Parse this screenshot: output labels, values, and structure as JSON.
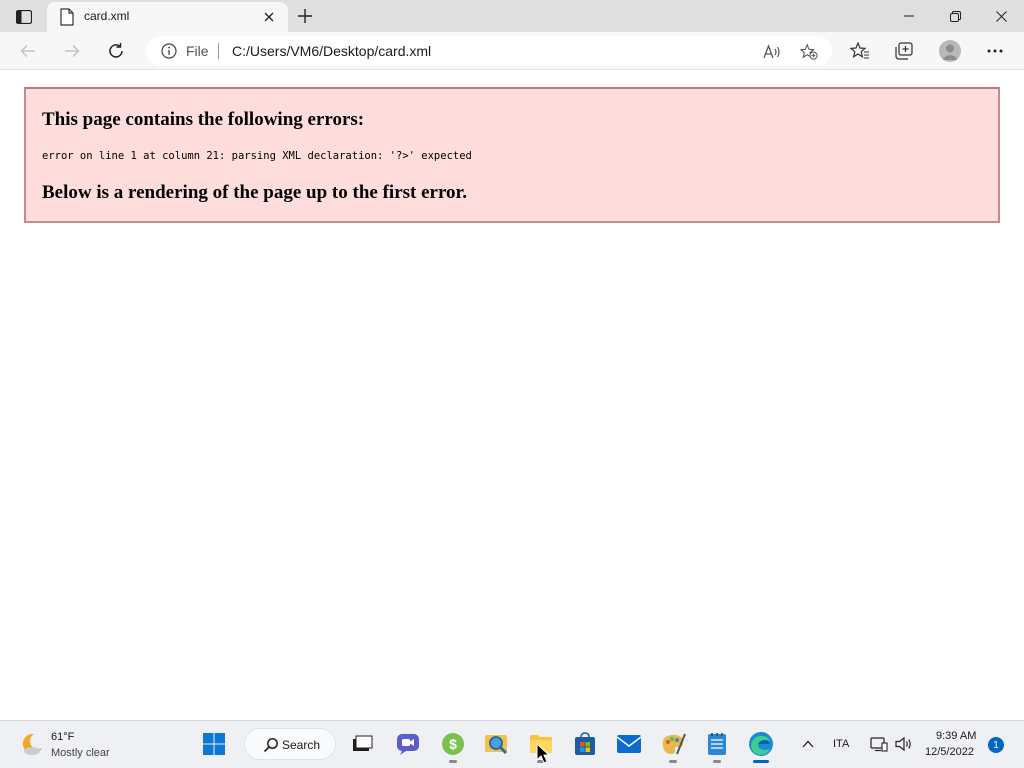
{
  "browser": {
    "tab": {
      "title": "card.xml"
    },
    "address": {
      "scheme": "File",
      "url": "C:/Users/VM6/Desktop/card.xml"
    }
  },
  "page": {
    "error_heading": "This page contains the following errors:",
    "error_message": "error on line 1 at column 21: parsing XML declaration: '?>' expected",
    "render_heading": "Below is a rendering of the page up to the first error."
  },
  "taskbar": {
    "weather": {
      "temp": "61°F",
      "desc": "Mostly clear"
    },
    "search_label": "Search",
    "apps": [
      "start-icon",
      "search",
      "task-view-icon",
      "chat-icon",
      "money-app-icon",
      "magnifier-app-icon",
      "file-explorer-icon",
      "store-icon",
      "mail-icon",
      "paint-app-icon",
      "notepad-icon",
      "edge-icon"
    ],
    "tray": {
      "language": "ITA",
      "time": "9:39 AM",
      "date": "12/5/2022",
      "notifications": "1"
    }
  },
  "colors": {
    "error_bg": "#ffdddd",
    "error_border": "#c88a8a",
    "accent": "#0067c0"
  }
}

Problem statement
Copy the whole of the material above exactly, but not its images.

Exercise output
Parse this screenshot: output labels, values, and structure as JSON.
{
  "browser": {
    "tab": {
      "title": "card.xml"
    },
    "address": {
      "scheme": "File",
      "url": "C:/Users/VM6/Desktop/card.xml"
    }
  },
  "page": {
    "error_heading": "This page contains the following errors:",
    "error_message": "error on line 1 at column 21: parsing XML declaration: '?>' expected",
    "render_heading": "Below is a rendering of the page up to the first error."
  },
  "taskbar": {
    "weather": {
      "temp": "61°F",
      "desc": "Mostly clear"
    },
    "search_label": "Search",
    "apps": [
      "start-icon",
      "search",
      "task-view-icon",
      "chat-icon",
      "money-app-icon",
      "magnifier-app-icon",
      "file-explorer-icon",
      "store-icon",
      "mail-icon",
      "paint-app-icon",
      "notepad-icon",
      "edge-icon"
    ],
    "tray": {
      "language": "ITA",
      "time": "9:39 AM",
      "date": "12/5/2022",
      "notifications": "1"
    }
  },
  "colors": {
    "error_bg": "#ffdddd",
    "error_border": "#c88a8a",
    "accent": "#0067c0"
  }
}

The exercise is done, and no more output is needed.